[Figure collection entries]
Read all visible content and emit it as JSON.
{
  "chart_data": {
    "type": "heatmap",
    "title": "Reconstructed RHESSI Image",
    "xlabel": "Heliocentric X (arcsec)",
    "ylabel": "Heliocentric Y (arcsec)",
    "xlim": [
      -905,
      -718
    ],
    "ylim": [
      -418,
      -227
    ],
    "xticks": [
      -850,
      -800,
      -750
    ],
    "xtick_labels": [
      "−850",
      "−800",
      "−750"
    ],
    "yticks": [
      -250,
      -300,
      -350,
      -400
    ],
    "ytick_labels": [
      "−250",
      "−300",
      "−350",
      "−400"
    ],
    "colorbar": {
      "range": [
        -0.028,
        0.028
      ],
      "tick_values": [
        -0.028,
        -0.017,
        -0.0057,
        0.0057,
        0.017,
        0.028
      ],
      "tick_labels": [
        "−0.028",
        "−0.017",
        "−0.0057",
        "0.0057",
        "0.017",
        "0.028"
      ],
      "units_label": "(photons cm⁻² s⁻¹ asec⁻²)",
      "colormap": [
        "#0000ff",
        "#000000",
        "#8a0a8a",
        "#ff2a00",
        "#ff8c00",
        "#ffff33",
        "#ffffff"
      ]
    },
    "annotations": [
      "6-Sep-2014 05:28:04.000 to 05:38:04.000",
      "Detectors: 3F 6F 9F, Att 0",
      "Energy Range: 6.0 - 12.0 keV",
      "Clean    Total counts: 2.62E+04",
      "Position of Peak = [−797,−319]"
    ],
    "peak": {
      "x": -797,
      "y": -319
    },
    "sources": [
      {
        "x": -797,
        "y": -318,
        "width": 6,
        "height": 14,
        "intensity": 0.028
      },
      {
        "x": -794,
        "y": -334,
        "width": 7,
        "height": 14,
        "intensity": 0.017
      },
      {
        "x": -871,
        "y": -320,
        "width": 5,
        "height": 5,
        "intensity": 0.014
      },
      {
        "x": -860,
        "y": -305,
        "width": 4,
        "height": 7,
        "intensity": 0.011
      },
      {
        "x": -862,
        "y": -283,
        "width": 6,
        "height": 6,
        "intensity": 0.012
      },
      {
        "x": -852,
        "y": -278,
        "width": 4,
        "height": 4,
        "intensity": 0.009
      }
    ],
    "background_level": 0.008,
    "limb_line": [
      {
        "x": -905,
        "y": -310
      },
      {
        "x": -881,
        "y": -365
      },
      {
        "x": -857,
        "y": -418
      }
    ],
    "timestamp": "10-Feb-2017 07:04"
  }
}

Written exercise
Copy the material above verbatim.

Answer to the exercise
Read all visible content and emit it as JSON.
{
  "chart_data": {
    "type": "heatmap",
    "title": "Reconstructed RHESSI Image",
    "xlabel": "Heliocentric X (arcsec)",
    "ylabel": "Heliocentric Y (arcsec)",
    "xlim": [
      -905,
      -718
    ],
    "ylim": [
      -418,
      -227
    ],
    "xticks": [
      -850,
      -800,
      -750
    ],
    "xtick_labels": [
      "−850",
      "−800",
      "−750"
    ],
    "yticks": [
      -250,
      -300,
      -350,
      -400
    ],
    "ytick_labels": [
      "−250",
      "−300",
      "−350",
      "−400"
    ],
    "colorbar": {
      "range": [
        -0.028,
        0.028
      ],
      "tick_values": [
        -0.028,
        -0.017,
        -0.0057,
        0.0057,
        0.017,
        0.028
      ],
      "tick_labels": [
        "−0.028",
        "−0.017",
        "−0.0057",
        "0.0057",
        "0.017",
        "0.028"
      ],
      "units_label": "(photons cm⁻² s⁻¹ asec⁻²)",
      "colormap": [
        "#0000ff",
        "#000000",
        "#8a0a8a",
        "#ff2a00",
        "#ff8c00",
        "#ffff33",
        "#ffffff"
      ]
    },
    "annotations": [
      "6-Sep-2014 05:28:04.000 to 05:38:04.000",
      "Detectors: 3F 6F 9F, Att 0",
      "Energy Range: 6.0 - 12.0 keV",
      "Clean    Total counts: 2.62E+04",
      "Position of Peak = [−797,−319]"
    ],
    "peak": {
      "x": -797,
      "y": -319
    },
    "sources": [
      {
        "x": -797,
        "y": -318,
        "width": 6,
        "height": 14,
        "intensity": 0.028
      },
      {
        "x": -794,
        "y": -334,
        "width": 7,
        "height": 14,
        "intensity": 0.017
      },
      {
        "x": -871,
        "y": -320,
        "width": 5,
        "height": 5,
        "intensity": 0.014
      },
      {
        "x": -860,
        "y": -305,
        "width": 4,
        "height": 7,
        "intensity": 0.011
      },
      {
        "x": -862,
        "y": -283,
        "width": 6,
        "height": 6,
        "intensity": 0.012
      },
      {
        "x": -852,
        "y": -278,
        "width": 4,
        "height": 4,
        "intensity": 0.009
      }
    ],
    "background_level": 0.008,
    "limb_line": [
      {
        "x": -905,
        "y": -310
      },
      {
        "x": -881,
        "y": -365
      },
      {
        "x": -857,
        "y": -418
      }
    ],
    "timestamp": "10-Feb-2017 07:04"
  }
}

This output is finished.